Start of SELECTED EXTRACT

A. Buprenorphine without naloxone (buprenorphine
mono-product) shall not be prescribed except:
1. When a patient is pregnant;
2. When converting a patient from methadone or
buprenorphine mono-product to buprenorphine containing naloxone for a period
not to exceed seven days;
3. In formulations other than tablet form for indications
approved by the FDA; or
4. For patients who have a demonstrated intolerance to
naloxone; such prescriptions for the mono-product shall not exceed 3.0% of the
total prescriptions for buprenorphine written by the prescriber, and the
exception shall be clearly documented in the patient's medical record.
B. Buprenorphine mono-product tablets may be administered
directly to patients in federally licensed [ opiate
opioid ] treatment programs. With the exception of those conditions
listed in subsection A of this section, only the buprenorphine product
containing naloxone shall be prescribed or dispensed for use off site
from the program.
C. The evidence for the decision to use buprenorphine
mono-product shall be fully documented in the medical record.
D. Due to a higher risk of fatal overdose when
buprenorphine is prescribed with other opioids, benzodiazepines, sedative
hypnotics, carisoprodol, and tramadol [ (an atypical opioid) ],
the prescriber shall only co-prescribe these substances when there are
extenuating circumstances and shall document in the medical record a tapering
plan to achieve the lowest possible effective doses if these medications
are prescribed.
E. Prior to starting medication-assisted treatment, the
practitioner shall perform a check of the Prescription Monitoring Program.
F. During the induction phase, except for medically
indicated circumstances as documented in the medical record, patients should be
started on no more than eight milligrams of buprenorphine per day. The patient
shall be seen by the prescriber at least once a week.
G. During the stabilization phase, the prescriber shall
increase the daily dosage of buprenorphine in safe and effective increments to
achieve the lowest dose that avoids intoxication, withdrawal, or significant
drug craving.
H. Practitioners shall take steps to reduce the chances of
buprenorphine diversion by using the lowest effective dose, appropriate
frequency of office visits, pill counts, and checks of the Prescription
Monitoring Program. The practitioner shall also require urine drug screens or
serum medication levels at least every three months for the first year of
treatment and at least every six months thereafter.
I. Documentation of the rationale for prescribed doses
exceeding 16 milligrams of buprenorphine per day shall be placed in the medical
record. Dosages exceeding 24 milligrams of buprenorphine per day shall not
be prescribed.

End of SELECTED EXTRACT

EXERCISE A: Transcribe the part of the buprenorphine prescribing rules starting at "A. Buprenorphine without" and ending at "patient's medical record.".
EXERCISE B: In the buprenorphine prescribing rules, how often must the prescriber see the patient during the induction phase?
EXERCISE C: Write the next part of the buprenorphine prescribing rules, picking up after their final sentence.

Start of SUPPLIED DATA

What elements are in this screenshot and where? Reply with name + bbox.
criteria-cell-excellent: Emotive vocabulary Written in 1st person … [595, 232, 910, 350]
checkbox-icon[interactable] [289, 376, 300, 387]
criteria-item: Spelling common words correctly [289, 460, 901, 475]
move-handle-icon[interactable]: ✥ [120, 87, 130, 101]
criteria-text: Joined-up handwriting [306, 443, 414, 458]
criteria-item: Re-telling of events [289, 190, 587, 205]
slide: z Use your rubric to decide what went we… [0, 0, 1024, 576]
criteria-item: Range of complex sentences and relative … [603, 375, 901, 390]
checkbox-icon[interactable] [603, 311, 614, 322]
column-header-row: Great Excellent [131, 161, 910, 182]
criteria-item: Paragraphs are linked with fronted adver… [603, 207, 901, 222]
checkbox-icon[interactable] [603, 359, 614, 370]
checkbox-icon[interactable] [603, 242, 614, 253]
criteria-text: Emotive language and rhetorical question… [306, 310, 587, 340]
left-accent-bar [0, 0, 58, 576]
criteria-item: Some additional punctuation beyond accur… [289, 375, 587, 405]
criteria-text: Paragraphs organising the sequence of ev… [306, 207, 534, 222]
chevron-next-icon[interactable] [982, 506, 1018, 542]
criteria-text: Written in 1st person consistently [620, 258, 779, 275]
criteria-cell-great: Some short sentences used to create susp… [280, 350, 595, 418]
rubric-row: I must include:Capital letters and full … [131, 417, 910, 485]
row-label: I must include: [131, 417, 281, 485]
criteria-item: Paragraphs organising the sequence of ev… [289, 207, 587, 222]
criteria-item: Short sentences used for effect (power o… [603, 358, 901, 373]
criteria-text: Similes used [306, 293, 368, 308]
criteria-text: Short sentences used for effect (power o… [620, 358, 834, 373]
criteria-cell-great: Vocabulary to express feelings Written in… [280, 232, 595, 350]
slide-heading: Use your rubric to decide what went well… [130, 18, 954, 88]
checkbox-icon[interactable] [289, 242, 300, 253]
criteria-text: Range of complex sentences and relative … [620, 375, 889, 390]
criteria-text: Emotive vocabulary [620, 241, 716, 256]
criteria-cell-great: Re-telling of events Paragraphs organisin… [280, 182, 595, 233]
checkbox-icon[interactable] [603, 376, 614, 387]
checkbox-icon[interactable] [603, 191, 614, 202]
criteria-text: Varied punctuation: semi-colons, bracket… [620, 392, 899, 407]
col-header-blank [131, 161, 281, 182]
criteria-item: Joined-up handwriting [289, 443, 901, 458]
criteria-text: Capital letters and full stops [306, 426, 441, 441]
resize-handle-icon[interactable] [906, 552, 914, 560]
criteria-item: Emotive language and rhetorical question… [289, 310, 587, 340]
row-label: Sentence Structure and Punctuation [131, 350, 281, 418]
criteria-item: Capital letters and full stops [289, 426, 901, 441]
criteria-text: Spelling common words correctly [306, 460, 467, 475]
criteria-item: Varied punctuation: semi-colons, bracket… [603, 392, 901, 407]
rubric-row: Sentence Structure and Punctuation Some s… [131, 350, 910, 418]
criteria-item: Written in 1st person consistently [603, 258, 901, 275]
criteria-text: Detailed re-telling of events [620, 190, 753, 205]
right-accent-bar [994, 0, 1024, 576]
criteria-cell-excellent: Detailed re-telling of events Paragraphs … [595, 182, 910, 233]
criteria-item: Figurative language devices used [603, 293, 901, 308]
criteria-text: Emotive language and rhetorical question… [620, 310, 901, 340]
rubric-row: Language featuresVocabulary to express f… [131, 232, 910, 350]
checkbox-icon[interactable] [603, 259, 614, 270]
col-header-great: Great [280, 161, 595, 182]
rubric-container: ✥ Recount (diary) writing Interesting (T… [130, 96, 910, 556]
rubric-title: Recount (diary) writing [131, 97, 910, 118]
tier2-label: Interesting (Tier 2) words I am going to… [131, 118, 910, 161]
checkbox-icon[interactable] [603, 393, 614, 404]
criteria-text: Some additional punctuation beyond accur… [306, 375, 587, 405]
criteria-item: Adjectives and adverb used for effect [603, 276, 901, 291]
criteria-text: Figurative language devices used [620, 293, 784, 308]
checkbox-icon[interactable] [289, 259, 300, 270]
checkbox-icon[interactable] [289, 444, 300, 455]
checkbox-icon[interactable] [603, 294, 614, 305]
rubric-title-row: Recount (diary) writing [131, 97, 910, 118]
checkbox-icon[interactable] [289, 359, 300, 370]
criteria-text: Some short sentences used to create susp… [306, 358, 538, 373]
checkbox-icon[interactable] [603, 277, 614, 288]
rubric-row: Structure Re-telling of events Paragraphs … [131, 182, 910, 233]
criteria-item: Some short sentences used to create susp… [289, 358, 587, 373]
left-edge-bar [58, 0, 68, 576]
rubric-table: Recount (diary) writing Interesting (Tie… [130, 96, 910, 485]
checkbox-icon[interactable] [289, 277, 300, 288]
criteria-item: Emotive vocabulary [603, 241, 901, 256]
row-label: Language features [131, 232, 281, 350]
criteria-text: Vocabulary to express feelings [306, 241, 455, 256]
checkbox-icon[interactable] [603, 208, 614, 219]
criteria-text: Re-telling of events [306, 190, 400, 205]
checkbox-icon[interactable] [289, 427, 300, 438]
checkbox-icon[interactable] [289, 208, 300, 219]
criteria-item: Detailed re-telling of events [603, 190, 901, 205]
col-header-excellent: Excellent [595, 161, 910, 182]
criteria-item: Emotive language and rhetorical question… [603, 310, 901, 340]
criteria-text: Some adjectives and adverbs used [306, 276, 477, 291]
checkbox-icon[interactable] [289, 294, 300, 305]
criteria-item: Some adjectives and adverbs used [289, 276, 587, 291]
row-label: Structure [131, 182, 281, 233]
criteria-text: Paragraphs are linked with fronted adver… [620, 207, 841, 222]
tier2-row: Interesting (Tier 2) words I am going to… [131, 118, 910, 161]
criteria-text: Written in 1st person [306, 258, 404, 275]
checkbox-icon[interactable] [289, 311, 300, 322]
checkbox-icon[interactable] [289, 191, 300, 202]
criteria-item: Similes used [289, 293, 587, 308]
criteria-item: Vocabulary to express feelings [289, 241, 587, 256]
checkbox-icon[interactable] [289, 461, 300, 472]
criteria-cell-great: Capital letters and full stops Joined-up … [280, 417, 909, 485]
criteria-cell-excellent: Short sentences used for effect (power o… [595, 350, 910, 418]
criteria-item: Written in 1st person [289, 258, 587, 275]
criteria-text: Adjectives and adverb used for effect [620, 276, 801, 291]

End of SUPPLIED DATA

EXERCISE ANSWER A:
A. Buprenorphine without naloxone (buprenorphine
mono-product) shall not be prescribed except:
1. When a patient is pregnant;
2. When converting a patient from methadone or
buprenorphine mono-product to buprenorphine containing naloxone for a period
not to exceed seven days;
3. In formulations other than tablet form for indications
approved by the FDA; or
4. For patients who have a demonstrated intolerance to
naloxone; such prescriptions for the mono-product shall not exceed 3.0% of the
total prescriptions for buprenorphine written by the prescriber, and the
exception shall be clearly documented in the patient's medical record.

EXERCISE ANSWER B: At least once a week.

EXERCISE ANSWER C:
J. The practitioner shall incorporate relapse prevention
strategies into counseling or assure that they are addressed by a mental health
service provider, as defined in § 54.1-2400.1 of the Code of Virginia, who
has the education and experience to provide substance [ abuse
misuse ] counseling.
18VAC90-40-280. Special populations.
A. Pregnant women may be treated with the
buprenorphine mono-product, usually 16 milligrams per day or less.
B. Patients younger than the age of 16 years shall not be
prescribed buprenorphine for addiction treatment unless such treatment is
approved by the FDA.
C. The progress of patients with chronic pain shall be
assessed by reduction of pain and functional objectives that can be identified,
quantified, and independently verified.
D. Practitioners shall (i) evaluate patients with medical
comorbidities by history, physical exam, and appropriate laboratory studies and
(ii) be aware of interactions of buprenorphine with other prescribed
medications.
E. Practitioners shall not undertake buprenorphine
treatment with a patient who has psychiatric comorbidities and is not stable. A
patient who is determined by the practitioner to be psychiatrically unstable
shall be referred for psychiatric evaluation and treatment prior to initiating
medication-assisted treatment.
18VAC90-40-290. Medical records for opioid addiction
treatment.
A. Records shall be timely, accurate, legible, complete, and
readily accessible for review.
B. The treatment agreement and informed consent shall be
maintained in the medical record.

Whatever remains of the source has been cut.